-------- EXERCISE MATERIAL

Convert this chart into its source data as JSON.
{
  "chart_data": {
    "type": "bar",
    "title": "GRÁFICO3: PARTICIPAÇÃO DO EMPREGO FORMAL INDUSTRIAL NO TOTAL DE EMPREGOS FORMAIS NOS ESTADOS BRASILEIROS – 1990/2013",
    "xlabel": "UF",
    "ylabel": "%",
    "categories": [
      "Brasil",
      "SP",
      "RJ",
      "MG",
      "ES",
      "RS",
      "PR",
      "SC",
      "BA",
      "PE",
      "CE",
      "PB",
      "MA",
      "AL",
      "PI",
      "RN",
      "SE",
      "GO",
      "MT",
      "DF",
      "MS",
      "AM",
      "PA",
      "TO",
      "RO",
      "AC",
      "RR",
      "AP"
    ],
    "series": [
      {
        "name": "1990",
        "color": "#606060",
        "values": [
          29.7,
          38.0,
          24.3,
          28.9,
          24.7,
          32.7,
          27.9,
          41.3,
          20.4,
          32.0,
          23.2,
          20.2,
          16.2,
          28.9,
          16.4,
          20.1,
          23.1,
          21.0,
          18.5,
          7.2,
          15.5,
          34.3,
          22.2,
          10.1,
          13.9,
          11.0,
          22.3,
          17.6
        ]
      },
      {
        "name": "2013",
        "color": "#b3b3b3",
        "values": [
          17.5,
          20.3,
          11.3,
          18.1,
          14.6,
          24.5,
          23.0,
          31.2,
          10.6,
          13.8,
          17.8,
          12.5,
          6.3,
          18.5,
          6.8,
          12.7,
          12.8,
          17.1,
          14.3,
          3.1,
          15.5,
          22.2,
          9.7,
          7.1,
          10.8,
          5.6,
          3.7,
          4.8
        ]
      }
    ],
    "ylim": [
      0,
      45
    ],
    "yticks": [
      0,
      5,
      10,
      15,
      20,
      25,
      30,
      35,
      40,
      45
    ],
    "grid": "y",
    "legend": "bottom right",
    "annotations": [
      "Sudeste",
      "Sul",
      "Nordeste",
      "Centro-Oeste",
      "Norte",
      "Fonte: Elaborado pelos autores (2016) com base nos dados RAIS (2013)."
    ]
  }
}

----------------

Reproduce the material exactly, with every line intact.

Convert this chart into its source data as JSON.
{
  "chart_data": {
    "type": "bar",
    "title": "GRÁFICO3: PARTICIPAÇÃO DO EMPREGO FORMAL INDUSTRIAL NO TOTAL DE EMPREGOS FORMAIS NOS ESTADOS BRASILEIROS – 1990/2013",
    "xlabel": "UF",
    "ylabel": "%",
    "categories": [
      "Brasil",
      "SP",
      "RJ",
      "MG",
      "ES",
      "RS",
      "PR",
      "SC",
      "BA",
      "PE",
      "CE",
      "PB",
      "MA",
      "AL",
      "PI",
      "RN",
      "SE",
      "GO",
      "MT",
      "DF",
      "MS",
      "AM",
      "PA",
      "TO",
      "RO",
      "AC",
      "RR",
      "AP"
    ],
    "series": [
      {
        "name": "1990",
        "color": "#606060",
        "values": [
          29.7,
          38.0,
          24.3,
          28.9,
          24.7,
          32.7,
          27.9,
          41.3,
          20.4,
          32.0,
          23.2,
          20.2,
          16.2,
          28.9,
          16.4,
          20.1,
          23.1,
          21.0,
          18.5,
          7.2,
          15.5,
          34.3,
          22.2,
          10.1,
          13.9,
          11.0,
          22.3,
          17.6
        ]
      },
      {
        "name": "2013",
        "color": "#b3b3b3",
        "values": [
          17.5,
          20.3,
          11.3,
          18.1,
          14.6,
          24.5,
          23.0,
          31.2,
          10.6,
          13.8,
          17.8,
          12.5,
          6.3,
          18.5,
          6.8,
          12.7,
          12.8,
          17.1,
          14.3,
          3.1,
          15.5,
          22.2,
          9.7,
          7.1,
          10.8,
          5.6,
          3.7,
          4.8
        ]
      }
    ],
    "ylim": [
      0,
      45
    ],
    "yticks": [
      0,
      5,
      10,
      15,
      20,
      25,
      30,
      35,
      40,
      45
    ],
    "grid": "y",
    "legend": "bottom right",
    "annotations": [
      "Sudeste",
      "Sul",
      "Nordeste",
      "Centro-Oeste",
      "Norte",
      "Fonte: Elaborado pelos autores (2016) com base nos dados RAIS (2013)."
    ]
  }
}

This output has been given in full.